>> START

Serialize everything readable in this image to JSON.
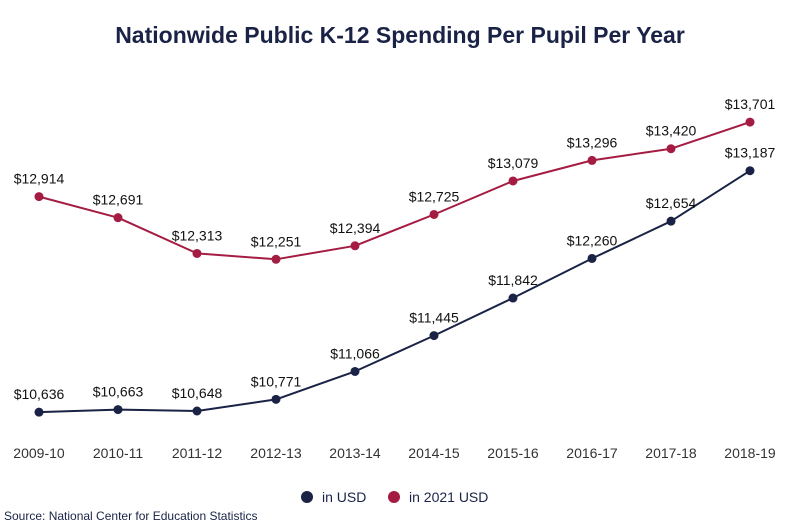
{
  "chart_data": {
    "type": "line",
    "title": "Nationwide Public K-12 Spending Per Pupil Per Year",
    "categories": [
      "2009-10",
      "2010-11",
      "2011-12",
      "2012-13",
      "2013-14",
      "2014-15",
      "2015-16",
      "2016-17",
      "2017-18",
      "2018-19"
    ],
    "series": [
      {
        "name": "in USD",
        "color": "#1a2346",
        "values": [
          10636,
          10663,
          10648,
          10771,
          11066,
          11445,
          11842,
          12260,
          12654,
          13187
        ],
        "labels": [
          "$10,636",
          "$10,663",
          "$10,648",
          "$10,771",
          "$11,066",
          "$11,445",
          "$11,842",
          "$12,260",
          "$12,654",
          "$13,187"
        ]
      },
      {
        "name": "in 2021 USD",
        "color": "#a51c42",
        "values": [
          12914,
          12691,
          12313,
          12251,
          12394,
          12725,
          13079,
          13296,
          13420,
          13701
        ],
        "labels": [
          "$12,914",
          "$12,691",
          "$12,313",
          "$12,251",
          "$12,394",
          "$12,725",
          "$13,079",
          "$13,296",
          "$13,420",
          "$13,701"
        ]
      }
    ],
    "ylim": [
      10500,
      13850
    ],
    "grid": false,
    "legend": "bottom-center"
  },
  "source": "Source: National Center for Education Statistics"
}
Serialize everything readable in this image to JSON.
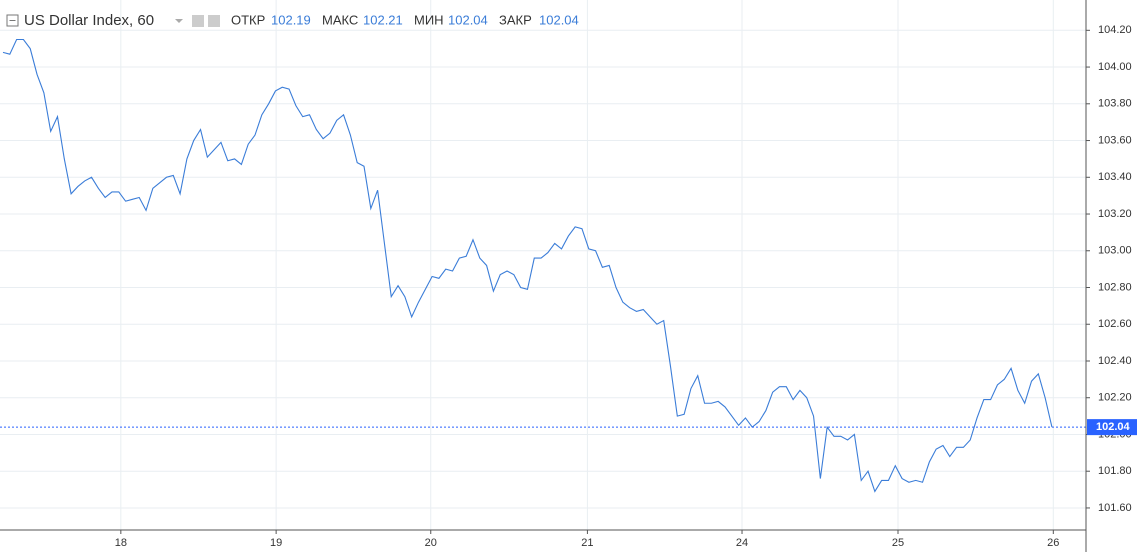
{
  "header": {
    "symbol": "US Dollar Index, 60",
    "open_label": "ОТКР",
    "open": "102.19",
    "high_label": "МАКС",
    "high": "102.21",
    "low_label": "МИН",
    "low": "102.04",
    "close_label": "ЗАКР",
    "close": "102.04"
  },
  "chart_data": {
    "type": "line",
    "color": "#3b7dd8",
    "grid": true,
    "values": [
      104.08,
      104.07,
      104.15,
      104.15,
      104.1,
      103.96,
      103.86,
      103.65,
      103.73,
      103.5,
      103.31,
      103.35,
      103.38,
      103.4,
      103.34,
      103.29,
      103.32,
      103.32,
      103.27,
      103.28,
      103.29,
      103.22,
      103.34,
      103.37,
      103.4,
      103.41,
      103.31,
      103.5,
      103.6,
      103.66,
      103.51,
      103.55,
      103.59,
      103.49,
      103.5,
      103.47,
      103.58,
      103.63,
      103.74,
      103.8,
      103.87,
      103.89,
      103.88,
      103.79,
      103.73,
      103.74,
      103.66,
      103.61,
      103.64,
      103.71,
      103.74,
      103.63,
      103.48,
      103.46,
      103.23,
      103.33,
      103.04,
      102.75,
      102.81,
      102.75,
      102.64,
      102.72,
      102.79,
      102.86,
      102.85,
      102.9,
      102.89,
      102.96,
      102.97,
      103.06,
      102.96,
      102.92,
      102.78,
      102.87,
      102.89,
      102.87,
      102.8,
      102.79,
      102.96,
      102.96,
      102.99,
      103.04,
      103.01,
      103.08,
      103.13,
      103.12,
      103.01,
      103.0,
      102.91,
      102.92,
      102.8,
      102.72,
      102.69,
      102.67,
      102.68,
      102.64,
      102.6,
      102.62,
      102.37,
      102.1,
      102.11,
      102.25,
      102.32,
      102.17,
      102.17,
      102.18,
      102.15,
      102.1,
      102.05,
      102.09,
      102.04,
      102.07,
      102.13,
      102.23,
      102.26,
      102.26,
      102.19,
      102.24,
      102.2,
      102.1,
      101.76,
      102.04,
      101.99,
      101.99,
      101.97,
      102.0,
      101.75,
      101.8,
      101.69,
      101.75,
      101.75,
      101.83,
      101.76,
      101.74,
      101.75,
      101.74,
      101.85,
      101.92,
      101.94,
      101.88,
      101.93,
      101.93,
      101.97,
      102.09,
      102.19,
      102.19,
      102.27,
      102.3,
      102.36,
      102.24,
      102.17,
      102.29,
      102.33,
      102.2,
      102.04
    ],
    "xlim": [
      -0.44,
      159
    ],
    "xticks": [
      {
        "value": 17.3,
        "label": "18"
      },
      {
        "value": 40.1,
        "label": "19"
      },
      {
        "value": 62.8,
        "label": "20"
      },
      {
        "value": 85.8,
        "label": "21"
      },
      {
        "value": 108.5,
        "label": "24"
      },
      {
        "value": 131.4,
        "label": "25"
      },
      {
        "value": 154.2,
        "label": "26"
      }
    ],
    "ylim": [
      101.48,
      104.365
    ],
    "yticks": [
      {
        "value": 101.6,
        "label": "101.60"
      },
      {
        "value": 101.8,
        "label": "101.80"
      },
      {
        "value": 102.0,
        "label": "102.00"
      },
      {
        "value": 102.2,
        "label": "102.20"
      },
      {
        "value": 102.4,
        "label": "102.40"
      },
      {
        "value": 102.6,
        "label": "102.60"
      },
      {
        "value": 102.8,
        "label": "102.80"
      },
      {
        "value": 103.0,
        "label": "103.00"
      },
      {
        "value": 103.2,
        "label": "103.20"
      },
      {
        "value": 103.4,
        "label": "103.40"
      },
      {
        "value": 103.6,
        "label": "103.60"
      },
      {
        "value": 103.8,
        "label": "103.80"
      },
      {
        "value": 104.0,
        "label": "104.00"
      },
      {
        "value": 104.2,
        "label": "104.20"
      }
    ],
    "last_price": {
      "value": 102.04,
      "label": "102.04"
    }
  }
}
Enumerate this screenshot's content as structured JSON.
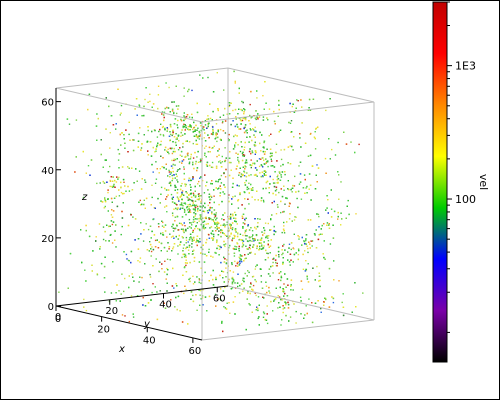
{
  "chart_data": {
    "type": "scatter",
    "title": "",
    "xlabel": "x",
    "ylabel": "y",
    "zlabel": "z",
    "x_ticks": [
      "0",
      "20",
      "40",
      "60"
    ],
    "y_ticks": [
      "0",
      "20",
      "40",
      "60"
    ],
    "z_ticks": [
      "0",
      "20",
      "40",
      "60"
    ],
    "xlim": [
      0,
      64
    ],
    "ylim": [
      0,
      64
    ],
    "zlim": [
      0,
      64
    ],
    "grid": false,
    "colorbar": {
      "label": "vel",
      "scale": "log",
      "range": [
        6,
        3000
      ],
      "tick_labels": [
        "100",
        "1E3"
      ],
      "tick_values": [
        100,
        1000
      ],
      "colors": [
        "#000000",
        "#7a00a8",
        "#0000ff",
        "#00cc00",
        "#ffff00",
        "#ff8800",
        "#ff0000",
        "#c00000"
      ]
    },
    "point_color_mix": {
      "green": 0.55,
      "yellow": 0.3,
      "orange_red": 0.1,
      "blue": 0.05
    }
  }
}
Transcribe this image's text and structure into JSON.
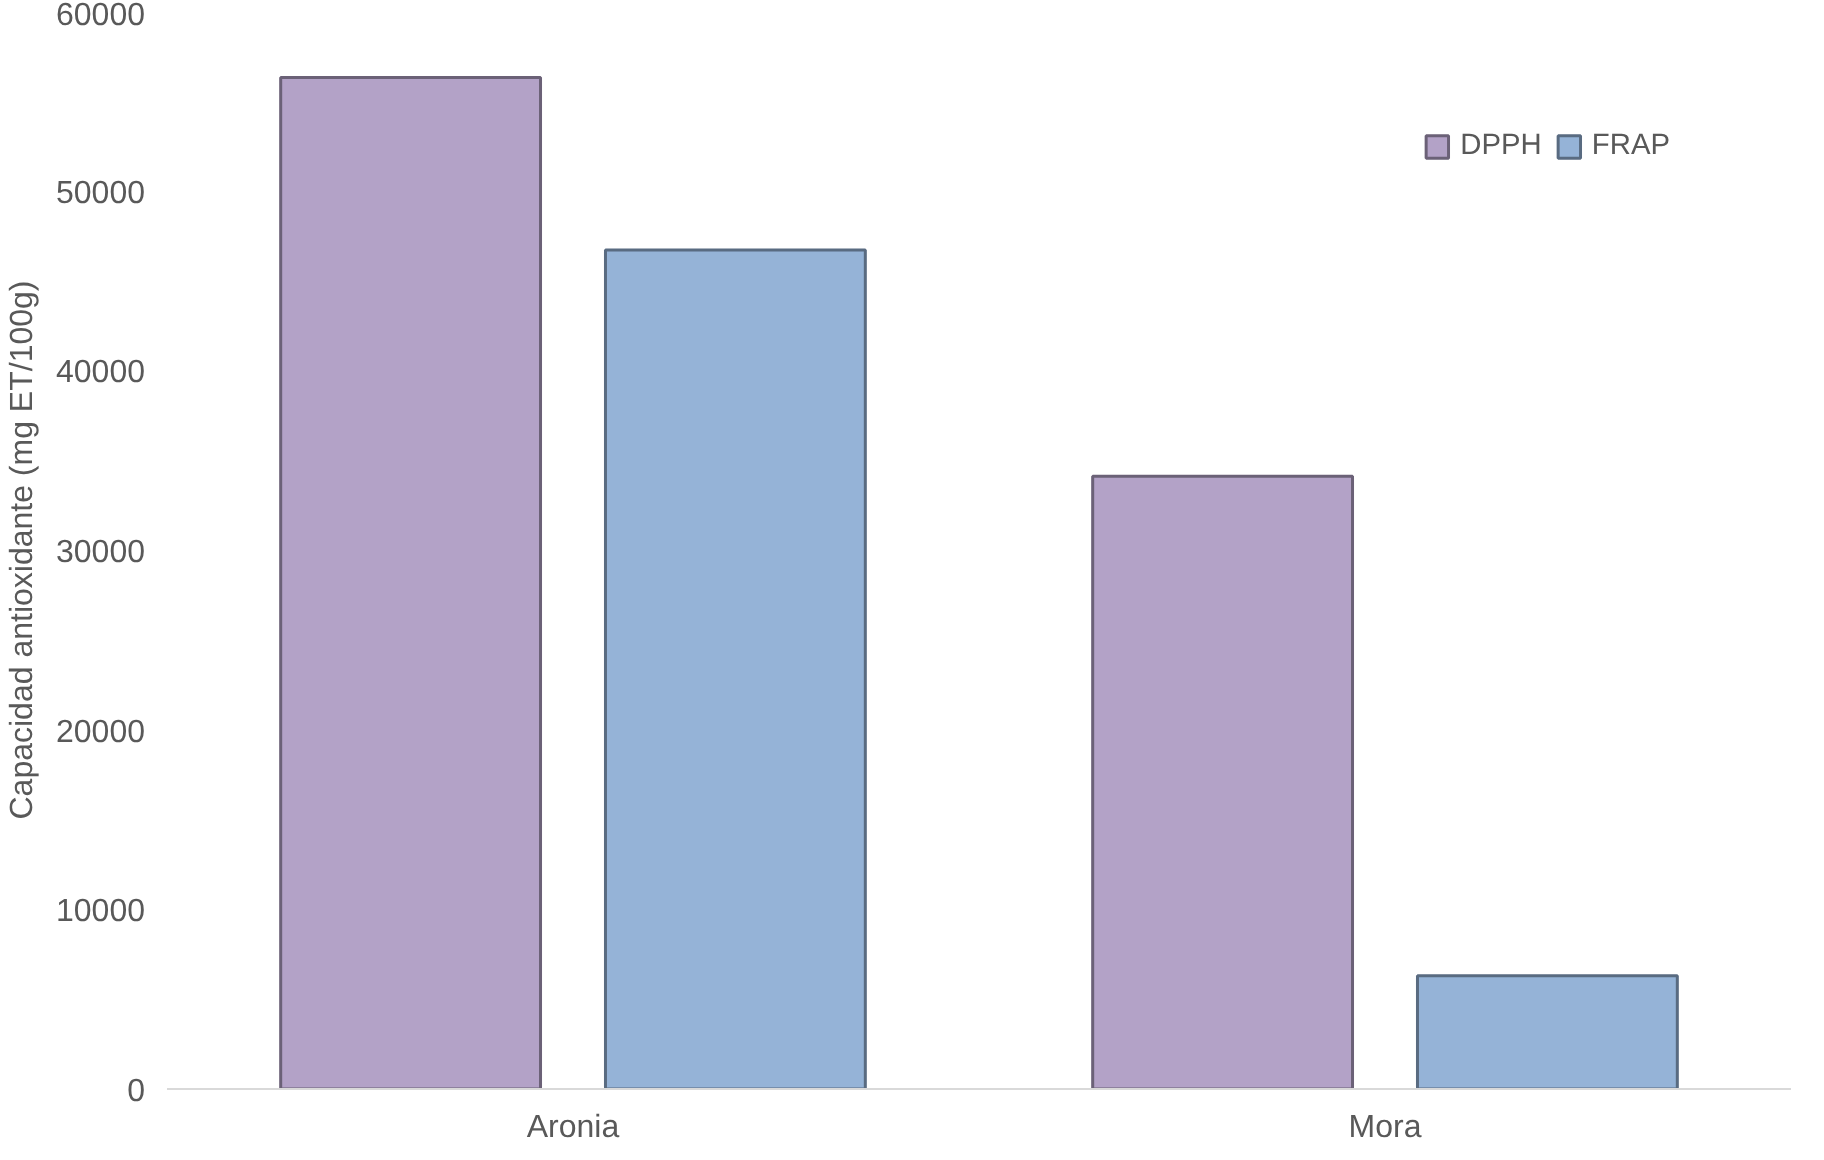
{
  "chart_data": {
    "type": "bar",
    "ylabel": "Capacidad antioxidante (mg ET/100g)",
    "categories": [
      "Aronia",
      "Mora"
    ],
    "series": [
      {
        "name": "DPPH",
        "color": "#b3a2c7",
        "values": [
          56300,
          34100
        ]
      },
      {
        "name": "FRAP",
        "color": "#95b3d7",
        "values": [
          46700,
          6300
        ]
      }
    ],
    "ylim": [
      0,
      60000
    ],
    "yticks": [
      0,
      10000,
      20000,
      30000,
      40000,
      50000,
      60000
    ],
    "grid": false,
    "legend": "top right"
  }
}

>> END

▶ **Prompt**
In the material above, find the lines that contain "legend" and show them.

▶ **Finished answer**
    "legend": "bottom-center"
    "legend": "top right"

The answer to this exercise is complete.